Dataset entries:
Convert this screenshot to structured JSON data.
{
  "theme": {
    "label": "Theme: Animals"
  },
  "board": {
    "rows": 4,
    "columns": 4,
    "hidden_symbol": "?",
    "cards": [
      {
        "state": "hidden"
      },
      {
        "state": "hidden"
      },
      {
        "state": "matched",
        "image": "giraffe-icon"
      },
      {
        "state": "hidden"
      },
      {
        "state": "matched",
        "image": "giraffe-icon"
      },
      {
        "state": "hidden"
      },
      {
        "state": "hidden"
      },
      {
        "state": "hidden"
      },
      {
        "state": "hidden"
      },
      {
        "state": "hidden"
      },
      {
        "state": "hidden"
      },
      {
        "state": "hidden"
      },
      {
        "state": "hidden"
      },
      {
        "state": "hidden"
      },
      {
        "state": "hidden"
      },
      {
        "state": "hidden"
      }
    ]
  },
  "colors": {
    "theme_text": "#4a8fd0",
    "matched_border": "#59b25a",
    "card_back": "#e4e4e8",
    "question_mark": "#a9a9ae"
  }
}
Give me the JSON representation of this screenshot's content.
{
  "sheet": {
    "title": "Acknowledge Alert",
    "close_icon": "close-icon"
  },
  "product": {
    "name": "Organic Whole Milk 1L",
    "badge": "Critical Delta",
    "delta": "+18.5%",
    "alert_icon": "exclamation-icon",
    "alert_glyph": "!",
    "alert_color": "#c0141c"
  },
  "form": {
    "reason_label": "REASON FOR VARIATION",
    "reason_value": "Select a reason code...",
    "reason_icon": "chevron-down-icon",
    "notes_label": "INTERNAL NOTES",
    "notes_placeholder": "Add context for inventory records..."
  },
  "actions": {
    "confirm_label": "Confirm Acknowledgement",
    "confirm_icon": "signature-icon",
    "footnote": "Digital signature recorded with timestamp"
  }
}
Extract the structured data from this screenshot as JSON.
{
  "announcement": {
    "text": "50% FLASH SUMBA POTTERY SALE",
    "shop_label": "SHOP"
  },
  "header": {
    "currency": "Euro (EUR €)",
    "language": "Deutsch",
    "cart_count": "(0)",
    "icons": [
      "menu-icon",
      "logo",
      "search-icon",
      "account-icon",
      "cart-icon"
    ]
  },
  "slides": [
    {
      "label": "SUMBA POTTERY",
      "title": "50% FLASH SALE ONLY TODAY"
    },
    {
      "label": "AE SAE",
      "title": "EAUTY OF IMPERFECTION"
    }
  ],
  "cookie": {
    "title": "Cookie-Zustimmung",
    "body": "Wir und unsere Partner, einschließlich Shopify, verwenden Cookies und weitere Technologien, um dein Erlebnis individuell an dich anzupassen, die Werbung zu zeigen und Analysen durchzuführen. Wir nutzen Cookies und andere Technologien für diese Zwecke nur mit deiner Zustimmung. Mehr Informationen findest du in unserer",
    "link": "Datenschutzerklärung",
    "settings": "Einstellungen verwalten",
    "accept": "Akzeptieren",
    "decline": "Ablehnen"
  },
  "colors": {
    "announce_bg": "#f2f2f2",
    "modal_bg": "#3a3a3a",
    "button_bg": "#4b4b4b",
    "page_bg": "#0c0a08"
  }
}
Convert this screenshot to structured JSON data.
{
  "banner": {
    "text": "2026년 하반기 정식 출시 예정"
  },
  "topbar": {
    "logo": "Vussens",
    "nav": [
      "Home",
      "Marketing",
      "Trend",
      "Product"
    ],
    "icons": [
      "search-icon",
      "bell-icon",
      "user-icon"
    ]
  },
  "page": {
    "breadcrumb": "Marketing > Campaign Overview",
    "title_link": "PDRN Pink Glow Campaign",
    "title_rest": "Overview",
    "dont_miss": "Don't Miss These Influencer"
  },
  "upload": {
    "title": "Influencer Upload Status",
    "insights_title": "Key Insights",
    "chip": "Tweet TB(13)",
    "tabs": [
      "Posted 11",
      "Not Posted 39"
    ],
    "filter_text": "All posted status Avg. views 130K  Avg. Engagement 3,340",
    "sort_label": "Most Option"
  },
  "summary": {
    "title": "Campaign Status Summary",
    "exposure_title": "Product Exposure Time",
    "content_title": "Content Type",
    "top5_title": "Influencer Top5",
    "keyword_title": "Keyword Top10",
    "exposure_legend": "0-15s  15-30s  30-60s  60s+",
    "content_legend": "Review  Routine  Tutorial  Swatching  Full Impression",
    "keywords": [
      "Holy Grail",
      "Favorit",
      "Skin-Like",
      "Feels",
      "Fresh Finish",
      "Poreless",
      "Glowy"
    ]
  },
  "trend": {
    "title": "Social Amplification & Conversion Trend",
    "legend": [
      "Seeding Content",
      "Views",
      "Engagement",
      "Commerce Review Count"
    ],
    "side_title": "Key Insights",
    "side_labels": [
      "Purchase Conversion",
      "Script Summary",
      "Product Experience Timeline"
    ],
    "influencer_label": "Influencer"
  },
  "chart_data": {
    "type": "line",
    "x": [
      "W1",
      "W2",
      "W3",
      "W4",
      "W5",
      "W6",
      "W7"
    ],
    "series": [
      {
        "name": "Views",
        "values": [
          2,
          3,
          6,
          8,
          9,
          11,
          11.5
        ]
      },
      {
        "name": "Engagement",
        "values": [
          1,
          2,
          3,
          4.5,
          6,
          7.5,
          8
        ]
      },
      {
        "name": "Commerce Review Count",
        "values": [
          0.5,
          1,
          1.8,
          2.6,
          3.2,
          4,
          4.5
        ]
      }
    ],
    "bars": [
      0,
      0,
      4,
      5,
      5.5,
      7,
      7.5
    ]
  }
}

(TASK TO CARRY OUT): Reproduce each record shown above without altering a single word.

(WRITTEN RESPONSE):
Convert this screenshot to structured JSON data.
{
  "theme": {
    "label": "Theme: Animals"
  },
  "board": {
    "rows": 4,
    "columns": 4,
    "hidden_symbol": "?",
    "cards": [
      {
        "state": "hidden"
      },
      {
        "state": "hidden"
      },
      {
        "state": "matched",
        "image": "giraffe-icon"
      },
      {
        "state": "hidden"
      },
      {
        "state": "matched",
        "image": "giraffe-icon"
      },
      {
        "state": "hidden"
      },
      {
        "state": "hidden"
      },
      {
        "state": "hidden"
      },
      {
        "state": "hidden"
      },
      {
        "state": "hidden"
      },
      {
        "state": "hidden"
      },
      {
        "state": "hidden"
      },
      {
        "state": "hidden"
      },
      {
        "state": "hidden"
      },
      {
        "state": "hidden"
      },
      {
        "state": "hidden"
      }
    ]
  },
  "colors": {
    "theme_text": "#4a8fd0",
    "matched_border": "#59b25a",
    "card_back": "#e4e4e8",
    "question_mark": "#a9a9ae"
  }
}
Give me the JSON representation of this screenshot's content.
{
  "sheet": {
    "title": "Acknowledge Alert",
    "close_icon": "close-icon"
  },
  "product": {
    "name": "Organic Whole Milk 1L",
    "badge": "Critical Delta",
    "delta": "+18.5%",
    "alert_icon": "exclamation-icon",
    "alert_glyph": "!",
    "alert_color": "#c0141c"
  },
  "form": {
    "reason_label": "REASON FOR VARIATION",
    "reason_value": "Select a reason code...",
    "reason_icon": "chevron-down-icon",
    "notes_label": "INTERNAL NOTES",
    "notes_placeholder": "Add context for inventory records..."
  },
  "actions": {
    "confirm_label": "Confirm Acknowledgement",
    "confirm_icon": "signature-icon",
    "footnote": "Digital signature recorded with timestamp"
  }
}
Extract the structured data from this screenshot as JSON.
{
  "announcement": {
    "text": "50% FLASH SUMBA POTTERY SALE",
    "shop_label": "SHOP"
  },
  "header": {
    "currency": "Euro (EUR €)",
    "language": "Deutsch",
    "cart_count": "(0)",
    "icons": [
      "menu-icon",
      "logo",
      "search-icon",
      "account-icon",
      "cart-icon"
    ]
  },
  "slides": [
    {
      "label": "SUMBA POTTERY",
      "title": "50% FLASH SALE ONLY TODAY"
    },
    {
      "label": "AE SAE",
      "title": "EAUTY OF IMPERFECTION"
    }
  ],
  "cookie": {
    "title": "Cookie-Zustimmung",
    "body": "Wir und unsere Partner, einschließlich Shopify, verwenden Cookies und weitere Technologien, um dein Erlebnis individuell an dich anzupassen, die Werbung zu zeigen und Analysen durchzuführen. Wir nutzen Cookies und andere Technologien für diese Zwecke nur mit deiner Zustimmung. Mehr Informationen findest du in unserer",
    "link": "Datenschutzerklärung",
    "settings": "Einstellungen verwalten",
    "accept": "Akzeptieren",
    "decline": "Ablehnen"
  },
  "colors": {
    "announce_bg": "#f2f2f2",
    "modal_bg": "#3a3a3a",
    "button_bg": "#4b4b4b",
    "page_bg": "#0c0a08"
  }
}
Convert this screenshot to structured JSON data.
{
  "banner": {
    "text": "2026년 하반기 정식 출시 예정"
  },
  "topbar": {
    "logo": "Vussens",
    "nav": [
      "Home",
      "Marketing",
      "Trend",
      "Product"
    ],
    "icons": [
      "search-icon",
      "bell-icon",
      "user-icon"
    ]
  },
  "page": {
    "breadcrumb": "Marketing > Campaign Overview",
    "title_link": "PDRN Pink Glow Campaign",
    "title_rest": "Overview",
    "dont_miss": "Don't Miss These Influencer"
  },
  "upload": {
    "title": "Influencer Upload Status",
    "insights_title": "Key Insights",
    "chip": "Tweet TB(13)",
    "tabs": [
      "Posted 11",
      "Not Posted 39"
    ],
    "filter_text": "All posted status Avg. views 130K  Avg. Engagement 3,340",
    "sort_label": "Most Option"
  },
  "summary": {
    "title": "Campaign Status Summary",
    "exposure_title": "Product Exposure Time",
    "content_title": "Content Type",
    "top5_title": "Influencer Top5",
    "keyword_title": "Keyword Top10",
    "exposure_legend": "0-15s  15-30s  30-60s  60s+",
    "content_legend": "Review  Routine  Tutorial  Swatching  Full Impression",
    "keywords": [
      "Holy Grail",
      "Favorit",
      "Skin-Like",
      "Feels",
      "Fresh Finish",
      "Poreless",
      "Glowy"
    ]
  },
  "trend": {
    "title": "Social Amplification & Conversion Trend",
    "legend": [
      "Seeding Content",
      "Views",
      "Engagement",
      "Commerce Review Count"
    ],
    "side_title": "Key Insights",
    "side_labels": [
      "Purchase Conversion",
      "Script Summary",
      "Product Experience Timeline"
    ],
    "influencer_label": "Influencer"
  },
  "chart_data": {
    "type": "line",
    "x": [
      "W1",
      "W2",
      "W3",
      "W4",
      "W5",
      "W6",
      "W7"
    ],
    "series": [
      {
        "name": "Views",
        "values": [
          2,
          3,
          6,
          8,
          9,
          11,
          11.5
        ]
      },
      {
        "name": "Engagement",
        "values": [
          1,
          2,
          3,
          4.5,
          6,
          7.5,
          8
        ]
      },
      {
        "name": "Commerce Review Count",
        "values": [
          0.5,
          1,
          1.8,
          2.6,
          3.2,
          4,
          4.5
        ]
      }
    ],
    "bars": [
      0,
      0,
      4,
      5,
      5.5,
      7,
      7.5
    ]
  }
}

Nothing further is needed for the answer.